Search the entries for the word "Polen". Copy every line that holds it.

Dataset entries for page text
-----
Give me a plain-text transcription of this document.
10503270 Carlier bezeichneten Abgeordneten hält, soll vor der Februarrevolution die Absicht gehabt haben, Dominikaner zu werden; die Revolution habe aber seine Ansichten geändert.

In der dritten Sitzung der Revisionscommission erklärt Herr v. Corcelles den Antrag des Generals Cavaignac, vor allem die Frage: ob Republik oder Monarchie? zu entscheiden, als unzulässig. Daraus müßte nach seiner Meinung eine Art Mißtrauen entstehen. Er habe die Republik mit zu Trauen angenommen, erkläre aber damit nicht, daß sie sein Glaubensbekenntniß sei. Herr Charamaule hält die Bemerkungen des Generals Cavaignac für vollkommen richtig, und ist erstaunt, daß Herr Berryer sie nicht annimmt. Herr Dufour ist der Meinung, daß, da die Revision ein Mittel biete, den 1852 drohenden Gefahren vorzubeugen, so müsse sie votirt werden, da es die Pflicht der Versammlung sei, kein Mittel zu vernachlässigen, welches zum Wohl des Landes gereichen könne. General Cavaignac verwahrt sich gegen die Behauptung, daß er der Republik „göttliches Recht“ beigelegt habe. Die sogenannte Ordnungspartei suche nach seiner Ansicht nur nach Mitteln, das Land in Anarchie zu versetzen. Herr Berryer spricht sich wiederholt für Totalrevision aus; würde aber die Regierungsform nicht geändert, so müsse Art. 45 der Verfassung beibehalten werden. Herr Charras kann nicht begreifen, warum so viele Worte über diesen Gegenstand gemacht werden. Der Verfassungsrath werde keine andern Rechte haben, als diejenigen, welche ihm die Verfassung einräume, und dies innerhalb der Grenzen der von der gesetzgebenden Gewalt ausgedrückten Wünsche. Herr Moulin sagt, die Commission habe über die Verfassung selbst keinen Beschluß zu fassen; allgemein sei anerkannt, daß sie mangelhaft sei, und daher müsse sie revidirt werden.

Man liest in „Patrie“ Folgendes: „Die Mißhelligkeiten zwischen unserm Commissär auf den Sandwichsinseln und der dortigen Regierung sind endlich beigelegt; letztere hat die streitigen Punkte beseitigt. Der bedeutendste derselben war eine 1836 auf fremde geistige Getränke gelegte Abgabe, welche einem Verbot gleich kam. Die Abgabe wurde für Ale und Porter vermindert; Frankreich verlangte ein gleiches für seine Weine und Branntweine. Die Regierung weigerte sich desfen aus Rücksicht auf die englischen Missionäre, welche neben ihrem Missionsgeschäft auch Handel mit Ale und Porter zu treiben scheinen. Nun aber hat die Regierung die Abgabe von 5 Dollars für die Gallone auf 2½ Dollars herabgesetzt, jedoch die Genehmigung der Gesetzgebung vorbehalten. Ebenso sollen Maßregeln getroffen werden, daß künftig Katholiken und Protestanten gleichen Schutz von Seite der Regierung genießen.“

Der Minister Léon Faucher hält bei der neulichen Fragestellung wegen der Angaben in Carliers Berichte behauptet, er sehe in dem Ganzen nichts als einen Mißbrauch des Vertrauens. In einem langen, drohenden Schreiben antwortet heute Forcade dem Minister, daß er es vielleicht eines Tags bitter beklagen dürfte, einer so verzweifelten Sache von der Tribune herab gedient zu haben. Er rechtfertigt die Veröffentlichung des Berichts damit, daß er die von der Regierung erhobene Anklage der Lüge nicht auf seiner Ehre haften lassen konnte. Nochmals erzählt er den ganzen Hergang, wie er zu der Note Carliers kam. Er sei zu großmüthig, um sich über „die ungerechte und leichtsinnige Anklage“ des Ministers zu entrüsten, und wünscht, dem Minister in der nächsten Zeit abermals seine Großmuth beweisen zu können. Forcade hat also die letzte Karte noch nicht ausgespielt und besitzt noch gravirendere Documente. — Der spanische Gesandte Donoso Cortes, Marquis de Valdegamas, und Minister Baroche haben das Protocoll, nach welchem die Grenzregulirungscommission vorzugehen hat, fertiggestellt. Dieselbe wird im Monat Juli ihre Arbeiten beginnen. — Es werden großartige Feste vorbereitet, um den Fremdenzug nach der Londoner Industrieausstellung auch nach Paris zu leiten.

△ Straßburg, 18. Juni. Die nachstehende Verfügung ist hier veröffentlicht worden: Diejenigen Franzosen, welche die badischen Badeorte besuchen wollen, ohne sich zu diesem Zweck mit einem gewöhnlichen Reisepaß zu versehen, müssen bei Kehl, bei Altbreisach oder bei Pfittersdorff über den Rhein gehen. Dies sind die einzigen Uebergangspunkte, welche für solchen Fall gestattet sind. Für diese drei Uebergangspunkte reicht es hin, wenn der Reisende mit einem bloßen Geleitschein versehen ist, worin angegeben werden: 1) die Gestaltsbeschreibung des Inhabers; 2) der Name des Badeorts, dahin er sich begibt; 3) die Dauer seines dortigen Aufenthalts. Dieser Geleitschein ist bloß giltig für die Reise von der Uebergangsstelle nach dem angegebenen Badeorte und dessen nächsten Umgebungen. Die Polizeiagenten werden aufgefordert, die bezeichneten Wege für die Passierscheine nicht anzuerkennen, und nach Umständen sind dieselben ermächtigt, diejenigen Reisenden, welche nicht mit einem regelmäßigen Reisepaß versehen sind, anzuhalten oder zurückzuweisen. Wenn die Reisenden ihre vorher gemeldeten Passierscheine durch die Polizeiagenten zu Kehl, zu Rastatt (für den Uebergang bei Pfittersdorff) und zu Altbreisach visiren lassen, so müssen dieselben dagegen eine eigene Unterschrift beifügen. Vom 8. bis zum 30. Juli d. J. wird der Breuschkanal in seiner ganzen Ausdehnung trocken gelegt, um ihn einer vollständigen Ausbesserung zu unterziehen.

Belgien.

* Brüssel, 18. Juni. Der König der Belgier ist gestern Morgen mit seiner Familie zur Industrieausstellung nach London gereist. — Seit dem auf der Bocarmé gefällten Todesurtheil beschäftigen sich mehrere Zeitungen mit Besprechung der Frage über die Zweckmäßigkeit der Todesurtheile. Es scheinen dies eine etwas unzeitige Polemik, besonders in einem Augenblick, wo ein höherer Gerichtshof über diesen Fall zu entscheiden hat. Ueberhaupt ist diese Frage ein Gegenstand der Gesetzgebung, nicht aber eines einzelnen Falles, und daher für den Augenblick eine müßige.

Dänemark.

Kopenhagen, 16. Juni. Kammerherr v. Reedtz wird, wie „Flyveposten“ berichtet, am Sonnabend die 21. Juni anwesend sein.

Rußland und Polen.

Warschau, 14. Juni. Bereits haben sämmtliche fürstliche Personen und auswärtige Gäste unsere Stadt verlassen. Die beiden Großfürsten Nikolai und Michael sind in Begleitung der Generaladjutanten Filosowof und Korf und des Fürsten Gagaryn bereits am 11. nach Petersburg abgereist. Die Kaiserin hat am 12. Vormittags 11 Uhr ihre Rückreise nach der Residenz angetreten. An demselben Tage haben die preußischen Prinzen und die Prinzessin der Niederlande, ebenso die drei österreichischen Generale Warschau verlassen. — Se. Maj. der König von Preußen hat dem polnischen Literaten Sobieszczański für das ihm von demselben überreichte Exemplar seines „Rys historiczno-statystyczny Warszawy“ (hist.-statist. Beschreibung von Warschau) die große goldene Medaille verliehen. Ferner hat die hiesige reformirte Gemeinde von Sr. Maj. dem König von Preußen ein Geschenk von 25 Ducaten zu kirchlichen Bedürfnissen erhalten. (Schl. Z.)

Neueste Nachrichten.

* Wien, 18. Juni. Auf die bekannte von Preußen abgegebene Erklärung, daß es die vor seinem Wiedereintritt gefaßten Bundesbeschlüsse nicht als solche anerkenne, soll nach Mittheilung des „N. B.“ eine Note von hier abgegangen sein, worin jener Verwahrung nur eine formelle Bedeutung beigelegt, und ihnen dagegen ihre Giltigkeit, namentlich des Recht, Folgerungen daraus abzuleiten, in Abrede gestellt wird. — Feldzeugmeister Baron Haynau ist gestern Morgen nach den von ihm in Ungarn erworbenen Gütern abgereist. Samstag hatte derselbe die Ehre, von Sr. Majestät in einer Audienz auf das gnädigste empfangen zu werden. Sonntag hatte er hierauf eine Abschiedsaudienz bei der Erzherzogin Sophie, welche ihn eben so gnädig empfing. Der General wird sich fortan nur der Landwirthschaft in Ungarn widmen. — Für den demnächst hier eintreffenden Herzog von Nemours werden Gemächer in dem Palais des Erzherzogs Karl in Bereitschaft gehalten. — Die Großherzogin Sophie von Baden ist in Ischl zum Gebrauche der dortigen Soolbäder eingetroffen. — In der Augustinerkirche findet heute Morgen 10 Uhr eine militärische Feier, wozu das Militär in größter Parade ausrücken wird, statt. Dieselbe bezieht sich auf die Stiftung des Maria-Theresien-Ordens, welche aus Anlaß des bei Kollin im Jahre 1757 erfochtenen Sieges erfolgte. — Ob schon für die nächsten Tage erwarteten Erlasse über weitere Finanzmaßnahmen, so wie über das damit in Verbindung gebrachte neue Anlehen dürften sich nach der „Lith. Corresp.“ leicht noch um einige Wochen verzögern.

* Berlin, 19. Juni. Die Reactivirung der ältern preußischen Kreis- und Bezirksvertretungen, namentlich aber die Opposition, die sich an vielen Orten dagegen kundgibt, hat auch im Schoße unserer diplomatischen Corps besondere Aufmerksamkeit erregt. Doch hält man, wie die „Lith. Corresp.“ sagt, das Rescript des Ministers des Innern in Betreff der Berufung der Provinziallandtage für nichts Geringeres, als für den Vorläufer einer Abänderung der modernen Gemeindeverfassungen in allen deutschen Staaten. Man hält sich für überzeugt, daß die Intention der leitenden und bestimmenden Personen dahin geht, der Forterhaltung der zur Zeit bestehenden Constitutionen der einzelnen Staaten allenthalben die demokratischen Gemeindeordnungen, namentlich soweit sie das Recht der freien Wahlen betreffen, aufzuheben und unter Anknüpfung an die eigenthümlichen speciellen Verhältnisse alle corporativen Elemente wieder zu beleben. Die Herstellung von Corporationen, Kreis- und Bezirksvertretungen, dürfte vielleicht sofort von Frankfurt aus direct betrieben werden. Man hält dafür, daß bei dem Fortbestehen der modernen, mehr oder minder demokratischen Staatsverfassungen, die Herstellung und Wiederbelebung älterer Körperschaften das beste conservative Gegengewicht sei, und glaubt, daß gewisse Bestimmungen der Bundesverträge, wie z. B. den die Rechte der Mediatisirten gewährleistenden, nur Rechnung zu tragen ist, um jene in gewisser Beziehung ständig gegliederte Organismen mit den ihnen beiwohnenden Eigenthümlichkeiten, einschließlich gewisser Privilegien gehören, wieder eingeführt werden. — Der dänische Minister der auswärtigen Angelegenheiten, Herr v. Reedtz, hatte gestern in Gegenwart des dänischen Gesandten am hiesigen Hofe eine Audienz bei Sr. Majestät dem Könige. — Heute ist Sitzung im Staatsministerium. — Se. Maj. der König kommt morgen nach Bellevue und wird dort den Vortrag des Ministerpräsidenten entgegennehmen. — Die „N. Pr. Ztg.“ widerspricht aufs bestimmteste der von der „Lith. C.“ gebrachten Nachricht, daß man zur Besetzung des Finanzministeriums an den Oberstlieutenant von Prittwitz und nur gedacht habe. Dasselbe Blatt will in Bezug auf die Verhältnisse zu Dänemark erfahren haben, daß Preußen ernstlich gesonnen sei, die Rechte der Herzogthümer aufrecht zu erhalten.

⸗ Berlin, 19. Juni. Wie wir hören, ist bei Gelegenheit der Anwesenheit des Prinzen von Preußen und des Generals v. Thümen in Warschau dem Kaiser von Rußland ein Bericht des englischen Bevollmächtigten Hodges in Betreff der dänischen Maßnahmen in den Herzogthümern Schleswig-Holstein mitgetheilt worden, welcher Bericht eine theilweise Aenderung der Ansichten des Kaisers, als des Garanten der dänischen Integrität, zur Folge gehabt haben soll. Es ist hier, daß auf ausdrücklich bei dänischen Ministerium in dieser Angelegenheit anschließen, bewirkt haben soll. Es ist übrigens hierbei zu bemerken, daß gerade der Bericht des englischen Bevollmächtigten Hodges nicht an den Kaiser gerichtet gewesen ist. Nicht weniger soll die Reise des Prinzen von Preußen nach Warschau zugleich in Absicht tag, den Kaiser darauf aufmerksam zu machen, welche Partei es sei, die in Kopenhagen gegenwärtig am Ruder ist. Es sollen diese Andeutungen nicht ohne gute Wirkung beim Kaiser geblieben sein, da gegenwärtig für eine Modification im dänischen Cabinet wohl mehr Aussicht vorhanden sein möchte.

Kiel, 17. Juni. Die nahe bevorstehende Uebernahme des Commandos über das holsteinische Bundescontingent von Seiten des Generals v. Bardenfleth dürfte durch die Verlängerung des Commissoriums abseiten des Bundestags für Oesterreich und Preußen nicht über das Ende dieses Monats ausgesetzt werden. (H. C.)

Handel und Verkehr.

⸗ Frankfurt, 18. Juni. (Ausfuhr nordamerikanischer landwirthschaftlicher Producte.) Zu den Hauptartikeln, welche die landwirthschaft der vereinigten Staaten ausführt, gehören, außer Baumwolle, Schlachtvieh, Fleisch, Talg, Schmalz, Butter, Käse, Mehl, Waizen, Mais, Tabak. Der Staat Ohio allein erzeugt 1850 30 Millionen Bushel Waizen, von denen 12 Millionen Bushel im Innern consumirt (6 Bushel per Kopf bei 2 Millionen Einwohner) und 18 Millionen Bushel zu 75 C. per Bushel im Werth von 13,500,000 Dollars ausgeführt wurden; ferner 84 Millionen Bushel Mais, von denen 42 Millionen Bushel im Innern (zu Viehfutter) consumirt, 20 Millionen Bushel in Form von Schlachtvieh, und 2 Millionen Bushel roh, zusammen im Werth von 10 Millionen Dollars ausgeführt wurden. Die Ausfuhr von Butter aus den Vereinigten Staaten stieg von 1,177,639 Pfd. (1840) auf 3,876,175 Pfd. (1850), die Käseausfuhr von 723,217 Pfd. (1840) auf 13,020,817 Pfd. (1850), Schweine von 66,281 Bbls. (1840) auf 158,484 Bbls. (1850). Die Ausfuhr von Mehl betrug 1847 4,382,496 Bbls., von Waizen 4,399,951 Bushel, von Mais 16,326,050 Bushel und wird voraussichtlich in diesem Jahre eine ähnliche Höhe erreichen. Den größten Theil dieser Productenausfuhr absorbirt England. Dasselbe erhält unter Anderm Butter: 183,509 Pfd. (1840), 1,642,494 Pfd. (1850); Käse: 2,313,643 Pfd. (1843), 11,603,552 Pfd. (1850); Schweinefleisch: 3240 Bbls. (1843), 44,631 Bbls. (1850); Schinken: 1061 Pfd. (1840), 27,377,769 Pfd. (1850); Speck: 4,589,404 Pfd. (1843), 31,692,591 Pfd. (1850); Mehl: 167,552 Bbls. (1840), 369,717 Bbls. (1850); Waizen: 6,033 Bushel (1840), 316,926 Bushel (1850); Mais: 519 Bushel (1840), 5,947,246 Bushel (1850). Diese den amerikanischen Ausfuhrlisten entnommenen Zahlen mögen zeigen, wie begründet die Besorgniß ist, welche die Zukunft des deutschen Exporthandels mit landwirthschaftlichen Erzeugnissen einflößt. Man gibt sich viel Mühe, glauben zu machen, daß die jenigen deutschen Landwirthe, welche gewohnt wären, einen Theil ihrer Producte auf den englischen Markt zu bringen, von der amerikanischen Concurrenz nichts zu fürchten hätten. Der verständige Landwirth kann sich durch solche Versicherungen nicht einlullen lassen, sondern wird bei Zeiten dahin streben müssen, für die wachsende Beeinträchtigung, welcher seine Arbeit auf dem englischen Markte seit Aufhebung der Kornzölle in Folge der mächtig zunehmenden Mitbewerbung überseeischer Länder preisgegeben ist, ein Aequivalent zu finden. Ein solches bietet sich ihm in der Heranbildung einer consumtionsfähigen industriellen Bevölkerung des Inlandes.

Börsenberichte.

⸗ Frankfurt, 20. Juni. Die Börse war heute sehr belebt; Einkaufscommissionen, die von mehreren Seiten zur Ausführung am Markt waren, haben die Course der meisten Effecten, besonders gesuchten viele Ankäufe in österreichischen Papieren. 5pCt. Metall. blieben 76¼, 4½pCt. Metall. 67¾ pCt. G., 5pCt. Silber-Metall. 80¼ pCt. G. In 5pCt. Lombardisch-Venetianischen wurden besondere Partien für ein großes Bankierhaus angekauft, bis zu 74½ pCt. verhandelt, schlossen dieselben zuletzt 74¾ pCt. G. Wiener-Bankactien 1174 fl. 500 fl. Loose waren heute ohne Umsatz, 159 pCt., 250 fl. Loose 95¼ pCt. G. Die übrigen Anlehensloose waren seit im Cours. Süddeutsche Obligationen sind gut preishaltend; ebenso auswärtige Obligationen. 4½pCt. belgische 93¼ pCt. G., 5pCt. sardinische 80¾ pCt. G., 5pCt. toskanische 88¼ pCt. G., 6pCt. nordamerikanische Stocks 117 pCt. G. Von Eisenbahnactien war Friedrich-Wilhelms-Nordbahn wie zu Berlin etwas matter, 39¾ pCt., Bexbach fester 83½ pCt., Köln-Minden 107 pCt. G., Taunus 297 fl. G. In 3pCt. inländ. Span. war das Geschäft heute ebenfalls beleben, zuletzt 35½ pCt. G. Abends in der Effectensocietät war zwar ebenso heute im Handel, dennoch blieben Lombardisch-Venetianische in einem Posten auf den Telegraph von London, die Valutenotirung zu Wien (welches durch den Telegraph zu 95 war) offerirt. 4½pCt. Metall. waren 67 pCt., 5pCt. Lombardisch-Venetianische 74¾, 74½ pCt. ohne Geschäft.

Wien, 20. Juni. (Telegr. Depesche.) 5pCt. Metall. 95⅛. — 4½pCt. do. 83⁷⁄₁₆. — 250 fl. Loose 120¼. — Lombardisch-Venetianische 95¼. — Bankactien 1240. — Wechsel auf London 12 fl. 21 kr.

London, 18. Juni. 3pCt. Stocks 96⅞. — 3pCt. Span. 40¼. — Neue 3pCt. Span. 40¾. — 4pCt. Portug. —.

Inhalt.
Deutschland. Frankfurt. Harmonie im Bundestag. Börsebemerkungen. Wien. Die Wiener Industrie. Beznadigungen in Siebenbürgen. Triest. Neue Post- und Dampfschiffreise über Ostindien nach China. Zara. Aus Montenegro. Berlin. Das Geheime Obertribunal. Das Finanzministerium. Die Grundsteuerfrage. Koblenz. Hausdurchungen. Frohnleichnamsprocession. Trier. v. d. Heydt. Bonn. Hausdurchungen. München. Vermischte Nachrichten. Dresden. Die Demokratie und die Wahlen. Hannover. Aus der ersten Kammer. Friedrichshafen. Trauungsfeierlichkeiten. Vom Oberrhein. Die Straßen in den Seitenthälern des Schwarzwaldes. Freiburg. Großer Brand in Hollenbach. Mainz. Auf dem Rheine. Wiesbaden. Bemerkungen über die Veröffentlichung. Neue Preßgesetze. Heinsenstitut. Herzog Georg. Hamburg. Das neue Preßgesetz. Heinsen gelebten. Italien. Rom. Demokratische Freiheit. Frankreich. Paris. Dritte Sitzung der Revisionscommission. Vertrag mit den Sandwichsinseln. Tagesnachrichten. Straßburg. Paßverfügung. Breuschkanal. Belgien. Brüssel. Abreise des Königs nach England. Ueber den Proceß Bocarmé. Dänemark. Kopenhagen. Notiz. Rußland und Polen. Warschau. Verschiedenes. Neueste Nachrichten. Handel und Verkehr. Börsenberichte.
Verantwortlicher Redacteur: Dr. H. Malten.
-----
WORKED SOLUTION >>
Rußland und Polen.
Deutschland. Frankfurt. Harmonie im Bundestag. Börsebemerkungen. Wien. Die Wiener Industrie. Beznadigungen in Siebenbürgen. Triest. Neue Post- und Dampfschiffreise über Ostindien nach China. Zara. Aus Montenegro. Berlin. Das Geheime Obertribunal. Das Finanzministerium. Die Grundsteuerfrage. Koblenz. Hausdurchungen. Frohnleichnamsprocession. Trier. v. d. Heydt. Bonn. Hausdurchungen. München. Vermischte Nachrichten. Dresden. Die Demokratie und die Wahlen. Hannover. Aus der ersten Kammer. Friedrichshafen. Trauungsfeierlichkeiten. Vom Oberrhein. Die Straßen in den Seitenthälern des Schwarzwaldes. Freiburg. Großer Brand in Hollenbach. Mainz. Auf dem Rheine. Wiesbaden. Bemerkungen über die Veröffentlichung. Neue Preßgesetze. Heinsenstitut. Herzog Georg. Hamburg. Das neue Preßgesetz. Heinsen gelebten. Italien. Rom. Demokratische Freiheit. Frankreich. Paris. Dritte Sitzung der Revisionscommission. Vertrag mit den Sandwichsinseln. Tagesnachrichten. Straßburg. Paßverfügung. Breuschkanal. Belgien. Brüssel. Abreise des Königs nach England. Ueber den Proceß Bocarmé. Dänemark. Kopenhagen. Notiz. Rußland und Polen. Warschau. Verschiedenes. Neueste Nachrichten. Handel und Verkehr. Börsenberichte.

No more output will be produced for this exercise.